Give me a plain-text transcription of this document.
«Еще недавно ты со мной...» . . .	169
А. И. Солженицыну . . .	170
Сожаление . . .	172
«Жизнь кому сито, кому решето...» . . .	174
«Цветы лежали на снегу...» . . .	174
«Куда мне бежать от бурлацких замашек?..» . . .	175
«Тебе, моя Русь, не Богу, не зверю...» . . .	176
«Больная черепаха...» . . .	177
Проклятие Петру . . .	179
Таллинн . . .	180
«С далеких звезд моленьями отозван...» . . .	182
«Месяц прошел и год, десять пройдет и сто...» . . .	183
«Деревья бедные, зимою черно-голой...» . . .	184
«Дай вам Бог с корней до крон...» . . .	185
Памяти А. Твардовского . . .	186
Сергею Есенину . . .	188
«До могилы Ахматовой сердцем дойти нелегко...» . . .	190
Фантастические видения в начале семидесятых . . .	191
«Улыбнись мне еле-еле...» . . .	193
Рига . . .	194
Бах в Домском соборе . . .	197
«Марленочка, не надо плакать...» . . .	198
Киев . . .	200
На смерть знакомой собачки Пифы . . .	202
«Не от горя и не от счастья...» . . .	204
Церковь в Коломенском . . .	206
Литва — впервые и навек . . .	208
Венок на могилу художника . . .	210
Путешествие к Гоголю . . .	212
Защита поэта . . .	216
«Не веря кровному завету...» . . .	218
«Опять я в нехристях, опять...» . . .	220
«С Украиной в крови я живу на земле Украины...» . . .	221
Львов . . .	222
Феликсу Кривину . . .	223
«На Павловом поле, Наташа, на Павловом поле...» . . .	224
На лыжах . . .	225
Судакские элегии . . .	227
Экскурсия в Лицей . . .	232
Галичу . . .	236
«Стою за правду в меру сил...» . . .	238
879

§ WHAT THE TASK ASKS
Return the listing above word for word.

§ TASK OUTPUT
Give me a plain-text transcription of this document.
«Еще недавно ты со мной...» . . .	169
А. И. Солженицыну . . .	170
Сожаление . . .	172
«Жизнь кому сито, кому решето...» . . .	174
«Цветы лежали на снегу...» . . .	174
«Куда мне бежать от бурлацких замашек?..» . . .	175
«Тебе, моя Русь, не Богу, не зверю...» . . .	176
«Больная черепаха...» . . .	177
Проклятие Петру . . .	179
Таллинн . . .	180
«С далеких звезд моленьями отозван...» . . .	182
«Месяц прошел и год, десять пройдет и сто...» . . .	183
«Деревья бедные, зимою черно-голой...» . . .	184
«Дай вам Бог с корней до крон...» . . .	185
Памяти А. Твардовского . . .	186
Сергею Есенину . . .	188
«До могилы Ахматовой сердцем дойти нелегко...» . . .	190
Фантастические видения в начале семидесятых . . .	191
«Улыбнись мне еле-еле...» . . .	193
Рига . . .	194
Бах в Домском соборе . . .	197
«Марленочка, не надо плакать...» . . .	198
Киев . . .	200
На смерть знакомой собачки Пифы . . .	202
«Не от горя и не от счастья...» . . .	204
Церковь в Коломенском . . .	206
Литва — впервые и навек . . .	208
Венок на могилу художника . . .	210
Путешествие к Гоголю . . .	212
Защита поэта . . .	216
«Не веря кровному завету...» . . .	218
«Опять я в нехристях, опять...» . . .	220
«С Украиной в крови я живу на земле Украины...» . . .	221
Львов . . .	222
Феликсу Кривину . . .	223
«На Павловом поле, Наташа, на Павловом поле...» . . .	224
На лыжах . . .	225
Судакские элегии . . .	227
Экскурсия в Лицей . . .	232
Галичу . . .	236
«Стою за правду в меру сил...» . . .	238
879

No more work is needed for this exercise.